▸ Exercise directions
Check every line of the entries below for the word "true", and copy the ones that have it.

## Start

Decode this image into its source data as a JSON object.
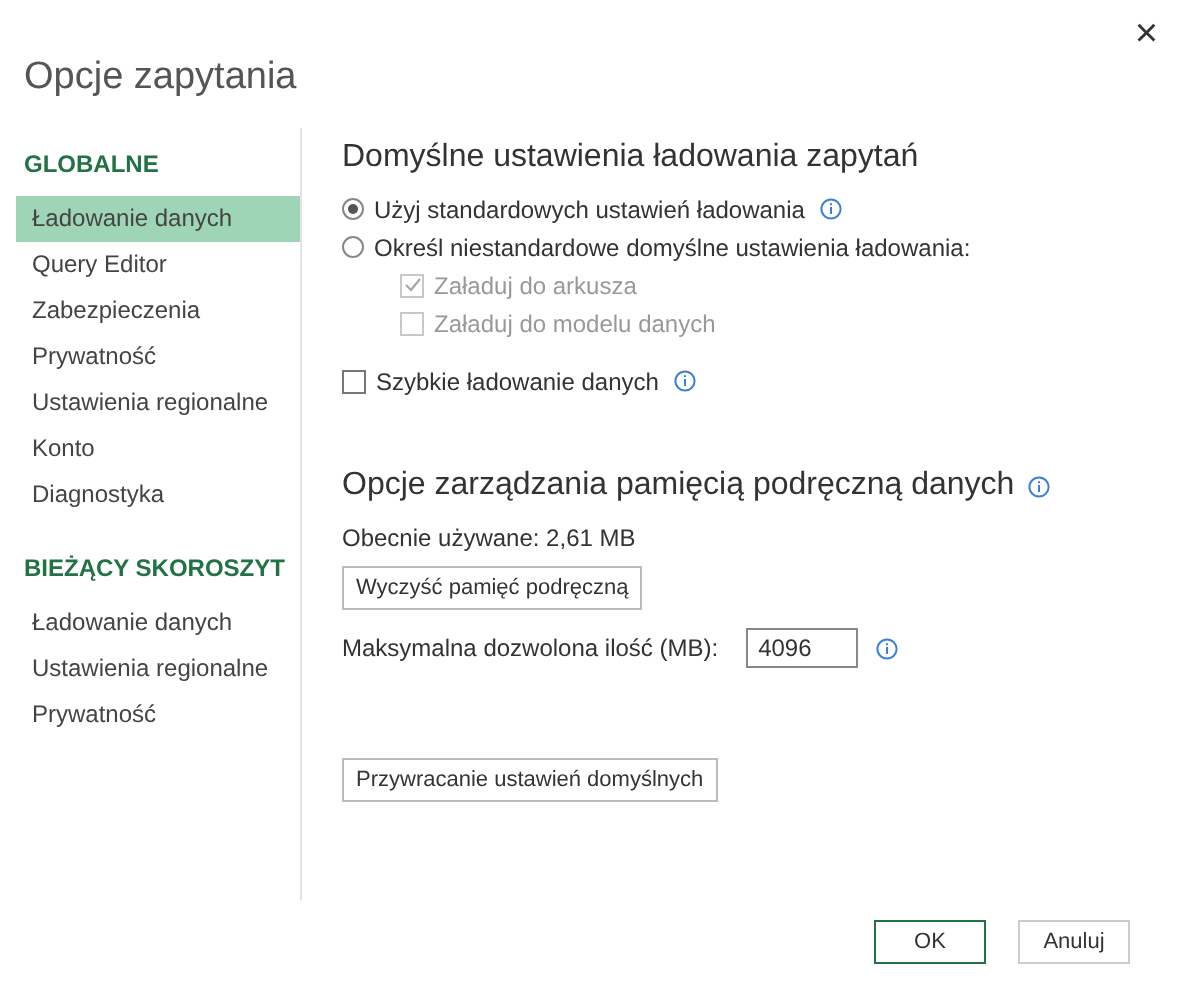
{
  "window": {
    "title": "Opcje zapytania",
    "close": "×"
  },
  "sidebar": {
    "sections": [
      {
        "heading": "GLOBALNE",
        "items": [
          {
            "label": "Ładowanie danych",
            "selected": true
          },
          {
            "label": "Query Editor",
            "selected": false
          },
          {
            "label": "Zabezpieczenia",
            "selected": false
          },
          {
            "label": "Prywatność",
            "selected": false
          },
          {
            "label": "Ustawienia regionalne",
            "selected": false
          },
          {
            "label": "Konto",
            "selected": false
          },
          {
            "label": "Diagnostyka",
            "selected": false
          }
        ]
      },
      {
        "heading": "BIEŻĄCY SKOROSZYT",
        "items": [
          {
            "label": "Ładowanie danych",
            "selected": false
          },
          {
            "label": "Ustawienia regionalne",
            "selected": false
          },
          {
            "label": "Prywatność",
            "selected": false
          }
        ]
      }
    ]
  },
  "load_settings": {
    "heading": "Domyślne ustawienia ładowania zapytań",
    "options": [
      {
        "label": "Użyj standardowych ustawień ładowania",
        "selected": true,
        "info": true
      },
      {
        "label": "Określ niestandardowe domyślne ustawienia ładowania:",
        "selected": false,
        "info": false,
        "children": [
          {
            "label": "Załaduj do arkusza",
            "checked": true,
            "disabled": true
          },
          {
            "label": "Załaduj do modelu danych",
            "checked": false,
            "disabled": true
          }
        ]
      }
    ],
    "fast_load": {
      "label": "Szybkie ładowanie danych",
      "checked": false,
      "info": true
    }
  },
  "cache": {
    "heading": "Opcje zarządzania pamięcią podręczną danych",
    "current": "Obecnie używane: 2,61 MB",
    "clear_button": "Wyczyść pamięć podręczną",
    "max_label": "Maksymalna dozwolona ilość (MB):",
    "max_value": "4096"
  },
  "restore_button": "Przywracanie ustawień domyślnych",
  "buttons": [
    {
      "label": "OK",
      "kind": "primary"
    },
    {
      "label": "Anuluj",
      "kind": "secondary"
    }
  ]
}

## End

▸ Worked solution
            "selected": true
        "selected": true,
        "info": true
            "checked": true,
            "disabled": true
            "disabled": true
      "info": true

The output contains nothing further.